Problem details
Set every record down verbatim and omit the pictures.
===== Supplied material
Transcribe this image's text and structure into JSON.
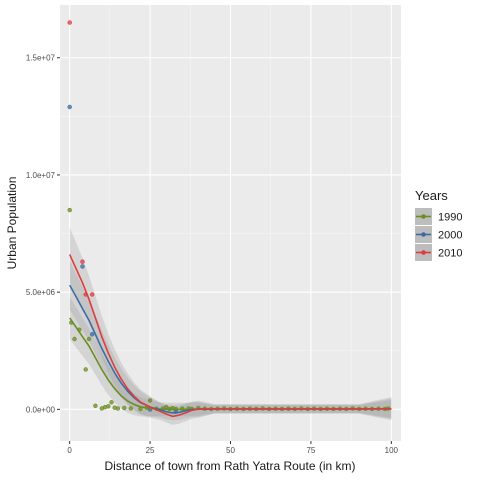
{
  "chart_data": {
    "type": "scatter",
    "xlabel": "Distance of town from Rath Yatra Route (in km)",
    "ylabel": "Urban Population",
    "xlim": [
      -3,
      103
    ],
    "ylim": [
      -1350000,
      17250000
    ],
    "x_ticks": [
      {
        "value": 0,
        "label": "0"
      },
      {
        "value": 25,
        "label": "25"
      },
      {
        "value": 50,
        "label": "50"
      },
      {
        "value": 75,
        "label": "75"
      },
      {
        "value": 100,
        "label": "100"
      }
    ],
    "y_ticks": [
      {
        "value": 0,
        "label": "0.0e+00"
      },
      {
        "value": 5000000,
        "label": "5.0e+06"
      },
      {
        "value": 10000000,
        "label": "1.0e+07"
      },
      {
        "value": 15000000,
        "label": "1.5e+07"
      }
    ],
    "grid": true,
    "legend": {
      "title": "Years",
      "position": "right",
      "entries": [
        "1990",
        "2000",
        "2010"
      ]
    },
    "series": [
      {
        "name": "1990",
        "color": "#6b8e23",
        "points": [
          [
            0,
            8500000
          ],
          [
            0.5,
            3700000
          ],
          [
            1.5,
            3000000
          ],
          [
            3,
            3400000
          ],
          [
            5,
            1700000
          ],
          [
            6,
            3000000
          ],
          [
            8,
            150000
          ],
          [
            10,
            40000
          ],
          [
            11,
            90000
          ],
          [
            12,
            130000
          ],
          [
            13,
            300000
          ],
          [
            14,
            70000
          ],
          [
            15,
            40000
          ],
          [
            17,
            60000
          ],
          [
            19,
            40000
          ],
          [
            22,
            20000
          ],
          [
            24,
            70000
          ],
          [
            25,
            380000
          ],
          [
            27,
            30000
          ],
          [
            29,
            40000
          ],
          [
            30,
            90000
          ],
          [
            31,
            20000
          ],
          [
            32,
            50000
          ],
          [
            33,
            20000
          ],
          [
            35,
            30000
          ],
          [
            37,
            40000
          ],
          [
            38,
            20000
          ],
          [
            40,
            60000
          ],
          [
            42,
            30000
          ],
          [
            44,
            20000
          ],
          [
            46,
            30000
          ],
          [
            48,
            40000
          ],
          [
            50,
            20000
          ],
          [
            52,
            30000
          ],
          [
            54,
            20000
          ],
          [
            56,
            30000
          ],
          [
            58,
            20000
          ],
          [
            60,
            40000
          ],
          [
            62,
            20000
          ],
          [
            64,
            30000
          ],
          [
            66,
            20000
          ],
          [
            68,
            30000
          ],
          [
            70,
            20000
          ],
          [
            72,
            40000
          ],
          [
            74,
            20000
          ],
          [
            76,
            30000
          ],
          [
            78,
            20000
          ],
          [
            80,
            30000
          ],
          [
            82,
            20000
          ],
          [
            84,
            30000
          ],
          [
            86,
            20000
          ],
          [
            88,
            40000
          ],
          [
            90,
            20000
          ],
          [
            92,
            30000
          ],
          [
            94,
            20000
          ],
          [
            96,
            30000
          ],
          [
            98,
            20000
          ],
          [
            99,
            40000
          ]
        ],
        "smooth": [
          [
            0,
            3900000
          ],
          [
            2,
            3500000
          ],
          [
            4,
            3100000
          ],
          [
            6,
            2700000
          ],
          [
            8,
            2200000
          ],
          [
            10,
            1700000
          ],
          [
            12,
            1250000
          ],
          [
            14,
            880000
          ],
          [
            16,
            580000
          ],
          [
            18,
            360000
          ],
          [
            20,
            210000
          ],
          [
            22,
            110000
          ],
          [
            25,
            40000
          ],
          [
            28,
            15000
          ],
          [
            30,
            5000
          ],
          [
            32,
            0
          ],
          [
            35,
            0
          ],
          [
            40,
            5000
          ],
          [
            45,
            10000
          ],
          [
            50,
            15000
          ],
          [
            60,
            15000
          ],
          [
            70,
            15000
          ],
          [
            80,
            15000
          ],
          [
            90,
            15000
          ],
          [
            100,
            20000
          ]
        ]
      },
      {
        "name": "2000",
        "color": "#3a6da4",
        "points": [
          [
            0,
            12900000
          ],
          [
            4,
            6100000
          ],
          [
            7,
            3200000
          ],
          [
            25,
            0
          ],
          [
            33,
            -100000
          ]
        ],
        "smooth": [
          [
            0,
            5300000
          ],
          [
            2,
            4800000
          ],
          [
            4,
            4300000
          ],
          [
            6,
            3800000
          ],
          [
            8,
            3200000
          ],
          [
            10,
            2600000
          ],
          [
            12,
            2050000
          ],
          [
            14,
            1550000
          ],
          [
            16,
            1130000
          ],
          [
            18,
            780000
          ],
          [
            20,
            500000
          ],
          [
            22,
            290000
          ],
          [
            25,
            100000
          ],
          [
            28,
            -20000
          ],
          [
            30,
            -100000
          ],
          [
            32,
            -150000
          ],
          [
            34,
            -130000
          ],
          [
            36,
            -60000
          ],
          [
            38,
            -10000
          ],
          [
            40,
            10000
          ],
          [
            45,
            15000
          ],
          [
            50,
            15000
          ],
          [
            60,
            15000
          ],
          [
            70,
            15000
          ],
          [
            80,
            15000
          ],
          [
            90,
            15000
          ],
          [
            100,
            25000
          ]
        ]
      },
      {
        "name": "2010",
        "color": "#e03c3c",
        "points": [
          [
            0,
            16500000
          ],
          [
            4,
            6300000
          ],
          [
            5,
            4900000
          ],
          [
            7,
            4900000
          ]
        ],
        "smooth": [
          [
            0,
            6600000
          ],
          [
            2,
            6000000
          ],
          [
            4,
            5400000
          ],
          [
            6,
            4700000
          ],
          [
            8,
            3900000
          ],
          [
            10,
            3100000
          ],
          [
            12,
            2400000
          ],
          [
            14,
            1800000
          ],
          [
            16,
            1300000
          ],
          [
            18,
            880000
          ],
          [
            20,
            560000
          ],
          [
            22,
            310000
          ],
          [
            25,
            100000
          ],
          [
            28,
            -80000
          ],
          [
            30,
            -200000
          ],
          [
            32,
            -300000
          ],
          [
            34,
            -250000
          ],
          [
            36,
            -150000
          ],
          [
            38,
            -40000
          ],
          [
            40,
            10000
          ],
          [
            45,
            20000
          ],
          [
            50,
            20000
          ],
          [
            60,
            20000
          ],
          [
            70,
            20000
          ],
          [
            80,
            20000
          ],
          [
            90,
            20000
          ],
          [
            100,
            30000
          ]
        ]
      }
    ]
  }
}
==========
Response to this exercise
Transcribe this image's text and structure into JSON.
{
  "chart_data": {
    "type": "scatter",
    "xlabel": "Distance of town from Rath Yatra Route (in km)",
    "ylabel": "Urban Population",
    "xlim": [
      -3,
      103
    ],
    "ylim": [
      -1350000,
      17250000
    ],
    "x_ticks": [
      {
        "value": 0,
        "label": "0"
      },
      {
        "value": 25,
        "label": "25"
      },
      {
        "value": 50,
        "label": "50"
      },
      {
        "value": 75,
        "label": "75"
      },
      {
        "value": 100,
        "label": "100"
      }
    ],
    "y_ticks": [
      {
        "value": 0,
        "label": "0.0e+00"
      },
      {
        "value": 5000000,
        "label": "5.0e+06"
      },
      {
        "value": 10000000,
        "label": "1.0e+07"
      },
      {
        "value": 15000000,
        "label": "1.5e+07"
      }
    ],
    "grid": true,
    "legend": {
      "title": "Years",
      "position": "right",
      "entries": [
        "1990",
        "2000",
        "2010"
      ]
    },
    "series": [
      {
        "name": "1990",
        "color": "#6b8e23",
        "points": [
          [
            0,
            8500000
          ],
          [
            0.5,
            3700000
          ],
          [
            1.5,
            3000000
          ],
          [
            3,
            3400000
          ],
          [
            5,
            1700000
          ],
          [
            6,
            3000000
          ],
          [
            8,
            150000
          ],
          [
            10,
            40000
          ],
          [
            11,
            90000
          ],
          [
            12,
            130000
          ],
          [
            13,
            300000
          ],
          [
            14,
            70000
          ],
          [
            15,
            40000
          ],
          [
            17,
            60000
          ],
          [
            19,
            40000
          ],
          [
            22,
            20000
          ],
          [
            24,
            70000
          ],
          [
            25,
            380000
          ],
          [
            27,
            30000
          ],
          [
            29,
            40000
          ],
          [
            30,
            90000
          ],
          [
            31,
            20000
          ],
          [
            32,
            50000
          ],
          [
            33,
            20000
          ],
          [
            35,
            30000
          ],
          [
            37,
            40000
          ],
          [
            38,
            20000
          ],
          [
            40,
            60000
          ],
          [
            42,
            30000
          ],
          [
            44,
            20000
          ],
          [
            46,
            30000
          ],
          [
            48,
            40000
          ],
          [
            50,
            20000
          ],
          [
            52,
            30000
          ],
          [
            54,
            20000
          ],
          [
            56,
            30000
          ],
          [
            58,
            20000
          ],
          [
            60,
            40000
          ],
          [
            62,
            20000
          ],
          [
            64,
            30000
          ],
          [
            66,
            20000
          ],
          [
            68,
            30000
          ],
          [
            70,
            20000
          ],
          [
            72,
            40000
          ],
          [
            74,
            20000
          ],
          [
            76,
            30000
          ],
          [
            78,
            20000
          ],
          [
            80,
            30000
          ],
          [
            82,
            20000
          ],
          [
            84,
            30000
          ],
          [
            86,
            20000
          ],
          [
            88,
            40000
          ],
          [
            90,
            20000
          ],
          [
            92,
            30000
          ],
          [
            94,
            20000
          ],
          [
            96,
            30000
          ],
          [
            98,
            20000
          ],
          [
            99,
            40000
          ]
        ],
        "smooth": [
          [
            0,
            3900000
          ],
          [
            2,
            3500000
          ],
          [
            4,
            3100000
          ],
          [
            6,
            2700000
          ],
          [
            8,
            2200000
          ],
          [
            10,
            1700000
          ],
          [
            12,
            1250000
          ],
          [
            14,
            880000
          ],
          [
            16,
            580000
          ],
          [
            18,
            360000
          ],
          [
            20,
            210000
          ],
          [
            22,
            110000
          ],
          [
            25,
            40000
          ],
          [
            28,
            15000
          ],
          [
            30,
            5000
          ],
          [
            32,
            0
          ],
          [
            35,
            0
          ],
          [
            40,
            5000
          ],
          [
            45,
            10000
          ],
          [
            50,
            15000
          ],
          [
            60,
            15000
          ],
          [
            70,
            15000
          ],
          [
            80,
            15000
          ],
          [
            90,
            15000
          ],
          [
            100,
            20000
          ]
        ]
      },
      {
        "name": "2000",
        "color": "#3a6da4",
        "points": [
          [
            0,
            12900000
          ],
          [
            4,
            6100000
          ],
          [
            7,
            3200000
          ],
          [
            25,
            0
          ],
          [
            33,
            -100000
          ]
        ],
        "smooth": [
          [
            0,
            5300000
          ],
          [
            2,
            4800000
          ],
          [
            4,
            4300000
          ],
          [
            6,
            3800000
          ],
          [
            8,
            3200000
          ],
          [
            10,
            2600000
          ],
          [
            12,
            2050000
          ],
          [
            14,
            1550000
          ],
          [
            16,
            1130000
          ],
          [
            18,
            780000
          ],
          [
            20,
            500000
          ],
          [
            22,
            290000
          ],
          [
            25,
            100000
          ],
          [
            28,
            -20000
          ],
          [
            30,
            -100000
          ],
          [
            32,
            -150000
          ],
          [
            34,
            -130000
          ],
          [
            36,
            -60000
          ],
          [
            38,
            -10000
          ],
          [
            40,
            10000
          ],
          [
            45,
            15000
          ],
          [
            50,
            15000
          ],
          [
            60,
            15000
          ],
          [
            70,
            15000
          ],
          [
            80,
            15000
          ],
          [
            90,
            15000
          ],
          [
            100,
            25000
          ]
        ]
      },
      {
        "name": "2010",
        "color": "#e03c3c",
        "points": [
          [
            0,
            16500000
          ],
          [
            4,
            6300000
          ],
          [
            5,
            4900000
          ],
          [
            7,
            4900000
          ]
        ],
        "smooth": [
          [
            0,
            6600000
          ],
          [
            2,
            6000000
          ],
          [
            4,
            5400000
          ],
          [
            6,
            4700000
          ],
          [
            8,
            3900000
          ],
          [
            10,
            3100000
          ],
          [
            12,
            2400000
          ],
          [
            14,
            1800000
          ],
          [
            16,
            1300000
          ],
          [
            18,
            880000
          ],
          [
            20,
            560000
          ],
          [
            22,
            310000
          ],
          [
            25,
            100000
          ],
          [
            28,
            -80000
          ],
          [
            30,
            -200000
          ],
          [
            32,
            -300000
          ],
          [
            34,
            -250000
          ],
          [
            36,
            -150000
          ],
          [
            38,
            -40000
          ],
          [
            40,
            10000
          ],
          [
            45,
            20000
          ],
          [
            50,
            20000
          ],
          [
            60,
            20000
          ],
          [
            70,
            20000
          ],
          [
            80,
            20000
          ],
          [
            90,
            20000
          ],
          [
            100,
            30000
          ]
        ]
      }
    ]
  }
}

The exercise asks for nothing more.